#### Task details:
Tally all lines containing the word "公司产能". Give the number alone.

#### Data records:
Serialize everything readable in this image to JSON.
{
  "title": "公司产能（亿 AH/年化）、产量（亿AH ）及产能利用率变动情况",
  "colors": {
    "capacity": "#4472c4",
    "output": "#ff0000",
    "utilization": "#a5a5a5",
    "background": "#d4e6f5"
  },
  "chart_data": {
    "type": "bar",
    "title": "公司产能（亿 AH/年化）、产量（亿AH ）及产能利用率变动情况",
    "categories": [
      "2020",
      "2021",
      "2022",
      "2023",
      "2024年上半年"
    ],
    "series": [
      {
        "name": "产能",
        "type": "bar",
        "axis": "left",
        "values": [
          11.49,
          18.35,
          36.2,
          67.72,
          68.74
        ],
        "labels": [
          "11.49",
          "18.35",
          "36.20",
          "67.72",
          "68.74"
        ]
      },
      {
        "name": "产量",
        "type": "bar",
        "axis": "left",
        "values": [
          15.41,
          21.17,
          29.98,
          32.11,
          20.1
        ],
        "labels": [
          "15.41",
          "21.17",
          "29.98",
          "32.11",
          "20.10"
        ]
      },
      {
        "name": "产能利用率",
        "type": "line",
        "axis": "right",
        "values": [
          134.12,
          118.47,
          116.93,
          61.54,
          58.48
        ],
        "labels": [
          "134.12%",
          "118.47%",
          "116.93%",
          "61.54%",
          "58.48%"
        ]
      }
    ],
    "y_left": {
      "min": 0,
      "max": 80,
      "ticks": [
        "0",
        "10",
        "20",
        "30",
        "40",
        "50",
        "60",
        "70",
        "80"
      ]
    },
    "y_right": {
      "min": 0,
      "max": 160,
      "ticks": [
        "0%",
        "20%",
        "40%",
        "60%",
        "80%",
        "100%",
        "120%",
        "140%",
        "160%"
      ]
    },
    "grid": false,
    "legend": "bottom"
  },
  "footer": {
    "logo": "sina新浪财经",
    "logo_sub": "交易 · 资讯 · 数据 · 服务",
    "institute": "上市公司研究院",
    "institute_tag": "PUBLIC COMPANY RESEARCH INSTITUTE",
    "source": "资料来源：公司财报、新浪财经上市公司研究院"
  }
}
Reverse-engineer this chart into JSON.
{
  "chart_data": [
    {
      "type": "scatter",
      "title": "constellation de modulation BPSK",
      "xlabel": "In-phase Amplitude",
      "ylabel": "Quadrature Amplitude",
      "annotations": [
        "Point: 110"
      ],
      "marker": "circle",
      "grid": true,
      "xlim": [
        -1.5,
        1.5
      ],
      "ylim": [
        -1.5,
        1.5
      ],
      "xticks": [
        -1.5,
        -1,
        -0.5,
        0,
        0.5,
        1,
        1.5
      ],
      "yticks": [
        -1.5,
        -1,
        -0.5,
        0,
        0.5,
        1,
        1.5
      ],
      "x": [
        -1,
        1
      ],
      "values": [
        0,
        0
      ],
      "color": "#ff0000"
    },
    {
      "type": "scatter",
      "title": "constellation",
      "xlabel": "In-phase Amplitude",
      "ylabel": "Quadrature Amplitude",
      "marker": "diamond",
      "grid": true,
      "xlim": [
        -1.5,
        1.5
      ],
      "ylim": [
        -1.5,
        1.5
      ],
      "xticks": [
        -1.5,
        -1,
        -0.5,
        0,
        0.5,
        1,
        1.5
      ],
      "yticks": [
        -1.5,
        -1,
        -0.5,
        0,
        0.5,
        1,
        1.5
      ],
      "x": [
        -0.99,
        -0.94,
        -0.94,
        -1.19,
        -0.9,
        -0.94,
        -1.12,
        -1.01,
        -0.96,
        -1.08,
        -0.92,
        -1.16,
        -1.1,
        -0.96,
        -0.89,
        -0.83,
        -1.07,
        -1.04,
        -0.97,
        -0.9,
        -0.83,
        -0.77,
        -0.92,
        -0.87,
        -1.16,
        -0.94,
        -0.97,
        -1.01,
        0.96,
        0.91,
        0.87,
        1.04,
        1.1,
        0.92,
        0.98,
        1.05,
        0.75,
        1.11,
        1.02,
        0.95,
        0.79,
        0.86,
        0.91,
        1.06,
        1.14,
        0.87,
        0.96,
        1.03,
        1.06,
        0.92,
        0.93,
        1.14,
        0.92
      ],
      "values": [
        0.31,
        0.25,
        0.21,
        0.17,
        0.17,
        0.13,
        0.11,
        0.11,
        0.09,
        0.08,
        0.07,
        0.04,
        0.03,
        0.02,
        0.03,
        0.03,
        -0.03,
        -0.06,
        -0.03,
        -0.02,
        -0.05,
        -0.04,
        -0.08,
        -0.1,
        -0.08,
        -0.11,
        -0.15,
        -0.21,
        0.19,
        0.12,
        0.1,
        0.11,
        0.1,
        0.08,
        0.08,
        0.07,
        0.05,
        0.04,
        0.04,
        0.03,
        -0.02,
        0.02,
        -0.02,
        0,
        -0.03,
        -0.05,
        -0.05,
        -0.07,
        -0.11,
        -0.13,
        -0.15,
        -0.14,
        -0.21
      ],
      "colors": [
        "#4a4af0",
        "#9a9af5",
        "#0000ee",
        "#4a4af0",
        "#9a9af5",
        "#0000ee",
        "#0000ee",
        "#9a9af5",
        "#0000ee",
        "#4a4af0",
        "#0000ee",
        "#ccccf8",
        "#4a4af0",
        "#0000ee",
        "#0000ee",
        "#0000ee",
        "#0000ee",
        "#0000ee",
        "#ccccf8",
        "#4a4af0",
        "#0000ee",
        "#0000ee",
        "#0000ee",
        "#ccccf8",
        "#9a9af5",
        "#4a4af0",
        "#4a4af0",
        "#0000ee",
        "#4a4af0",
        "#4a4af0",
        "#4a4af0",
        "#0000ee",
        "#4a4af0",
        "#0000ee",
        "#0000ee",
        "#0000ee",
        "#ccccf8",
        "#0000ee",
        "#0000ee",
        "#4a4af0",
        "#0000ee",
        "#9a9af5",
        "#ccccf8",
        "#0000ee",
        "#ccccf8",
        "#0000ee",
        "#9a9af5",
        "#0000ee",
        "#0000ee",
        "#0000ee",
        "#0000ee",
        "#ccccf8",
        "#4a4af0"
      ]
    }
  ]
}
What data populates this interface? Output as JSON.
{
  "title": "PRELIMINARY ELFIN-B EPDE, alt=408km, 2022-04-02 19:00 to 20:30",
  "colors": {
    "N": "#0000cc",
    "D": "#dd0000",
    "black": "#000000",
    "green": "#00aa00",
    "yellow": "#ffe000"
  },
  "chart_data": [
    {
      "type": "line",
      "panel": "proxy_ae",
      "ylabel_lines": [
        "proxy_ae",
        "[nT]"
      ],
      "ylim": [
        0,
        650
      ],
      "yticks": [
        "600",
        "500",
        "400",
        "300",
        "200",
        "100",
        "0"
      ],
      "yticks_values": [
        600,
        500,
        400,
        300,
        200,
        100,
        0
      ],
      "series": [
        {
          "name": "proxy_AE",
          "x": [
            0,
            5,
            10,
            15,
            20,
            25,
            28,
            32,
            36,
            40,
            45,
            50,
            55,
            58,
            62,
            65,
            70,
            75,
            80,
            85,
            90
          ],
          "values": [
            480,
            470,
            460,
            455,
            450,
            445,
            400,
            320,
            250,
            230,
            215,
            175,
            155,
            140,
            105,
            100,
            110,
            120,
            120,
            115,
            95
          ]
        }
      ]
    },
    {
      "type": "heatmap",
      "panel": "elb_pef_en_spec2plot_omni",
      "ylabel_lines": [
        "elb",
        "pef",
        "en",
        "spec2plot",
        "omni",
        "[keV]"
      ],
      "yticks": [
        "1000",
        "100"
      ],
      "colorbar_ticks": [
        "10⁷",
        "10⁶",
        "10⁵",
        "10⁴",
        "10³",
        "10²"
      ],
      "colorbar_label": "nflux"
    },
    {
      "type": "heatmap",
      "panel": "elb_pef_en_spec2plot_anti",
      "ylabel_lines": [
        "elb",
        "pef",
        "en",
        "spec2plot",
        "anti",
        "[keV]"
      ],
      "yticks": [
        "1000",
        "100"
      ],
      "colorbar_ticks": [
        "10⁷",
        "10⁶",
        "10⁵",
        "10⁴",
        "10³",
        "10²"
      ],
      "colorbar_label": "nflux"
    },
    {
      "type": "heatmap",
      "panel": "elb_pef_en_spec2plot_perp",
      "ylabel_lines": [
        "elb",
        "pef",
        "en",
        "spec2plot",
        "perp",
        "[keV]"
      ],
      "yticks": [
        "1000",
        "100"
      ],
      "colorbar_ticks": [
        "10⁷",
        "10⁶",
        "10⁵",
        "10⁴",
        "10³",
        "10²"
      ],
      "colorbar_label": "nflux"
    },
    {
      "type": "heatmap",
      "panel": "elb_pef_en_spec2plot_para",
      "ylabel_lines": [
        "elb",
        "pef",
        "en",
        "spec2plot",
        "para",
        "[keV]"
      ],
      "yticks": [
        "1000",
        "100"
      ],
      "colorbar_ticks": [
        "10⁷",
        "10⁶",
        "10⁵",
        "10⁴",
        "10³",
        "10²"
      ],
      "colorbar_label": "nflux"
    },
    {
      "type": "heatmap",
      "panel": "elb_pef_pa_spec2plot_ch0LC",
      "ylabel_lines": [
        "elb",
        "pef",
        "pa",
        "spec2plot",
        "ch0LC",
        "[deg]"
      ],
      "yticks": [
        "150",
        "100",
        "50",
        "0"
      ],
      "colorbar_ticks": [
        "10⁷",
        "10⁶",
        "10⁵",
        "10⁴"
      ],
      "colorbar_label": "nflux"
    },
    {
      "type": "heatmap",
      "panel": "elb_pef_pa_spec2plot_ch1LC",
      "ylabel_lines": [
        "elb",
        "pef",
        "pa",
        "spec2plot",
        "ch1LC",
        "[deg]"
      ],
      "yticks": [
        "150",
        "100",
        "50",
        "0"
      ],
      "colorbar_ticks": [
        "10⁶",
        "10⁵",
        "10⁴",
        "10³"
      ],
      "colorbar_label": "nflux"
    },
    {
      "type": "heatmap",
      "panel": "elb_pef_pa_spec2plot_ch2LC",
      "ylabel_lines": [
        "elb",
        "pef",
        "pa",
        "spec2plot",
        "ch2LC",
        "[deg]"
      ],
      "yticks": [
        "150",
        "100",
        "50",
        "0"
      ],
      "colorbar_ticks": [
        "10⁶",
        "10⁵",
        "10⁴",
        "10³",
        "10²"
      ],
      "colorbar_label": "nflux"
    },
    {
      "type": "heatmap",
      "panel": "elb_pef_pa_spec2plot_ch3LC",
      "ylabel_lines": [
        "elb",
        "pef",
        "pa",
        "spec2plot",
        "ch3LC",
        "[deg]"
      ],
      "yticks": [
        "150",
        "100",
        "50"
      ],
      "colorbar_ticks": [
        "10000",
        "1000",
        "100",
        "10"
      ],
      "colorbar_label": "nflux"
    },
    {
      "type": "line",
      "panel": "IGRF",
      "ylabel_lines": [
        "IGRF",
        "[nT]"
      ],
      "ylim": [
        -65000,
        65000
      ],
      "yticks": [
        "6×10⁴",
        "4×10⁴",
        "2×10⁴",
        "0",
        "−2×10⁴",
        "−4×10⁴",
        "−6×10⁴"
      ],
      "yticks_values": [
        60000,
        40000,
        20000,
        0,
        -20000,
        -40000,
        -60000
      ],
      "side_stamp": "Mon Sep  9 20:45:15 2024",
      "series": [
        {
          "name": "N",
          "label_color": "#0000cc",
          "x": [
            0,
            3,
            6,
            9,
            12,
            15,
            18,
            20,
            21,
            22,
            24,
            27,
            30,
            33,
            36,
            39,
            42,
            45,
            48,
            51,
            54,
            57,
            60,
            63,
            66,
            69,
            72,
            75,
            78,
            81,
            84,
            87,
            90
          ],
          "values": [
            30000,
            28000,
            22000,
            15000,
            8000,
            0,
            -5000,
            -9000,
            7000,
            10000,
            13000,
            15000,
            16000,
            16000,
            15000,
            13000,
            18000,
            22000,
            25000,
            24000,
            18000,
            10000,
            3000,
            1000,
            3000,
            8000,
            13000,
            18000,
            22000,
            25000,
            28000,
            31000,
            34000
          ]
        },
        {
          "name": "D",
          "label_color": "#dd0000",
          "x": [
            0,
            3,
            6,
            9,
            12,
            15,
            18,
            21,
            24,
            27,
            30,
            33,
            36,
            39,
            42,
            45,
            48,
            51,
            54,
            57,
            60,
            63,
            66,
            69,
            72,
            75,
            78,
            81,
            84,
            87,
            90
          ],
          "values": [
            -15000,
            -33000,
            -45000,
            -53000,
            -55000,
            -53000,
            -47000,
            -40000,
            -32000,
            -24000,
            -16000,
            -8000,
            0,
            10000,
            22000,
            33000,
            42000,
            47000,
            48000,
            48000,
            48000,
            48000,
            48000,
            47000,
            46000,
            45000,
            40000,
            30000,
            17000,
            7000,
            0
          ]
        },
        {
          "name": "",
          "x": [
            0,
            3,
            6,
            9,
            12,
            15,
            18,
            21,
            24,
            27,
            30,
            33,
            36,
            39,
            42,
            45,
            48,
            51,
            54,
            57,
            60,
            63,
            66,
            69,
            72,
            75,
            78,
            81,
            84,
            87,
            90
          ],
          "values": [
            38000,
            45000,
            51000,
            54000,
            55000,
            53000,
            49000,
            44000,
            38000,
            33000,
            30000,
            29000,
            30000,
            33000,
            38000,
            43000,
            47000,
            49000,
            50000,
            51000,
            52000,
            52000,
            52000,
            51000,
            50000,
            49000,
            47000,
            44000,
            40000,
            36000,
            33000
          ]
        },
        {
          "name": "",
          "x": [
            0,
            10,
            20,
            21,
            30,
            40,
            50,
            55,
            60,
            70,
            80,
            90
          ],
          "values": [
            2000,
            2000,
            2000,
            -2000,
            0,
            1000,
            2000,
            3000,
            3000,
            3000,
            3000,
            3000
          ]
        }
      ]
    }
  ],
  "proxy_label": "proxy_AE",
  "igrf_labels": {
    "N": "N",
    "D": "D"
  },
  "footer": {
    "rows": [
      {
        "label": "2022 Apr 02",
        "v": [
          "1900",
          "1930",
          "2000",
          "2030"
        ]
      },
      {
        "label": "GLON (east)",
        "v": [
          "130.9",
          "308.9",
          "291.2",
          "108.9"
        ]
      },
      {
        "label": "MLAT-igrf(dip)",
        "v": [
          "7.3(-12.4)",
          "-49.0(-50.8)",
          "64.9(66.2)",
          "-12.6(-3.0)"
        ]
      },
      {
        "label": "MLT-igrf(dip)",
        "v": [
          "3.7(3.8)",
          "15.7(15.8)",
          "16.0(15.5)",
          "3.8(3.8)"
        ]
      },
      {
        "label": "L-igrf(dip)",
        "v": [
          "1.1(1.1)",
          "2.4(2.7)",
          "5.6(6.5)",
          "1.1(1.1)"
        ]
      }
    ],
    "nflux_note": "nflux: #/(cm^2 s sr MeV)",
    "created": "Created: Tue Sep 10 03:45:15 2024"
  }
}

#### Correct result:
2